* _TEXT BLOCK_:

__________________________________________________

Urgh. How very unrealistic. |
I love realism in my speculative fiction, but I am by no means beholden to it. I can enjoy realistic science fiction like The Andromeda Strain, 2001, Interstellar, Silent Running, and Moon at least as much as I relish scientific romance & space operas like the Space Trilogy, the Barsoom saga, & Star Wars. It's answering the question "Do you like hard or soft science fiction" with "yes."
Take dragons, for instance. I greatly enjoy the likes of The Last Dragon/Dragon's World: A Fantasy Made Real, which offered a fascinating pseudo-palaeontology for dragons, from the early draconic creatures of the Late Cretaceous which survived the K-T extinction, to the variety in forms which led to Marine, Occidental, and Oriental forms. Similarly, Gordon R. Dickson's The Dragon and the George and its spiritual companion, Peter Dickinson's The Flight of Dragons (both inspiring the fascinating Rankin-Bass cartoon sharing the latter's name) offer inventive extrapolations into dragon society in fantasy settings, as well as the anatomical nature of dragons.
8-year-old Aly ate stuff like this right up. In this age of the Internet, daft nerds like me can explore further than ever. Shad Brooks' series Fantasy Re-Armed does for other fantasy beings what has been done for dragons, from dwarves to elves, orcs to mermen, minotaurs to centaurs, fairies to giants, while also exploring traditional fantasy elements like dungeons, castles, paladins, and barbarians. It's a great time for those people in the middle of that very niche Venn diagram that loves hard science and complete invention.
At the same time, however, I don't need my fantasy creatures to be realistic (imagine that). I don't scoff at the unrealism of Ancalagon the Black being ludicrously huge, nor will I be over fussed if one dragon or another defies the laws of aerodynamics. I will not immediately dismiss a work of fiction because one thing or another isn't realistic, and I cannot believe I'm actually saying these words about stories with freaking dragons in them. Speculative fiction does not have to adhere to the constraints of our current reality: it doesn't even have to acknowledge them. All it has to do is be true to what it is trying to achieve.

__________________________________________________

* _DATA EXTRACT_:
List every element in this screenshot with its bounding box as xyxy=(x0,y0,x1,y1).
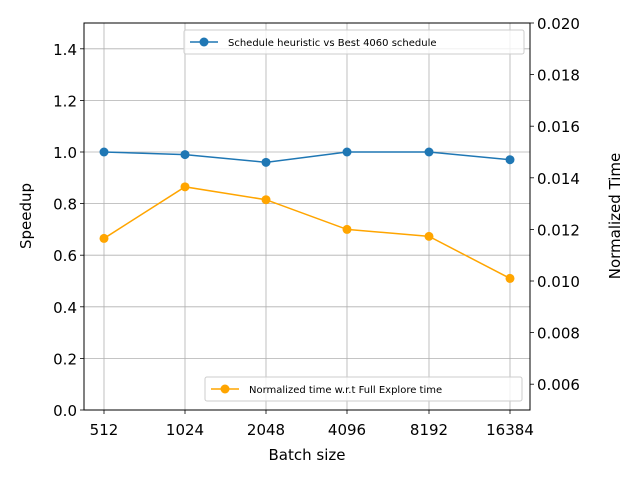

__________________________________________________

* _DIRECTIVE_:
Please duplicate the passage from the piece on realism in speculative fiction, starting at "Take dragons, for" and ending at "nature of dragons.", word for word.

* _REPLY_:
Take dragons, for instance. I greatly enjoy the likes of The Last Dragon/Dragon's World: A Fantasy Made Real, which offered a fascinating pseudo-palaeontology for dragons, from the early draconic creatures of the Late Cretaceous which survived the K-T extinction, to the variety in forms which led to Marine, Occidental, and Oriental forms. Similarly, Gordon R. Dickson's The Dragon and the George and its spiritual companion, Peter Dickinson's The Flight of Dragons (both inspiring the fascinating Rankin-Bass cartoon sharing the latter's name) offer inventive extrapolations into dragon society in fantasy settings, as well as the anatomical nature of dragons.